*Extracted data entries*.
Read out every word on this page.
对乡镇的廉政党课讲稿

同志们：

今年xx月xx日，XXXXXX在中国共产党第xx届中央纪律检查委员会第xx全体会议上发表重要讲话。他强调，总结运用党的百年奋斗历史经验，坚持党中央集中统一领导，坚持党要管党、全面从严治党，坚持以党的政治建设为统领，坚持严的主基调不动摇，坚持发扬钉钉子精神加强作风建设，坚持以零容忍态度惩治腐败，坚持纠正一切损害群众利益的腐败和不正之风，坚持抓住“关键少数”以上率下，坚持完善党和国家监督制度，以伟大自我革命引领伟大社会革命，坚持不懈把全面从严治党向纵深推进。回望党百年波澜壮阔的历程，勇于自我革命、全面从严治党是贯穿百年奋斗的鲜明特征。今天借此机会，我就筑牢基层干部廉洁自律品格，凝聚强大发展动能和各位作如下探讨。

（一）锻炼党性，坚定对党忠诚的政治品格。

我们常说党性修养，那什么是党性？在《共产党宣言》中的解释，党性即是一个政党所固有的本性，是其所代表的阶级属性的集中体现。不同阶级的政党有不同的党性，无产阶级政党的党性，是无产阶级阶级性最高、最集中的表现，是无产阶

*AIM OF THE EXERCISE*. Output the records exactly, including every line.

*RESPONSE*.
Read out every word on this page.
对乡镇的廉政党课讲稿

同志们：

今年xx月xx日，XXXXXX在中国共产党第xx届中央纪律检查委员会第xx全体会议上发表重要讲话。他强调，总结运用党的百年奋斗历史经验，坚持党中央集中统一领导，坚持党要管党、全面从严治党，坚持以党的政治建设为统领，坚持严的主基调不动摇，坚持发扬钉钉子精神加强作风建设，坚持以零容忍态度惩治腐败，坚持纠正一切损害群众利益的腐败和不正之风，坚持抓住“关键少数”以上率下，坚持完善党和国家监督制度，以伟大自我革命引领伟大社会革命，坚持不懈把全面从严治党向纵深推进。回望党百年波澜壮阔的历程，勇于自我革命、全面从严治党是贯穿百年奋斗的鲜明特征。今天借此机会，我就筑牢基层干部廉洁自律品格，凝聚强大发展动能和各位作如下探讨。

（一）锻炼党性，坚定对党忠诚的政治品格。

我们常说党性修养，那什么是党性？在《共产党宣言》中的解释，党性即是一个政党所固有的本性，是其所代表的阶级属性的集中体现。不同阶级的政党有不同的党性，无产阶级政党的党性，是无产阶级阶级性最高、最集中的表现，是无产阶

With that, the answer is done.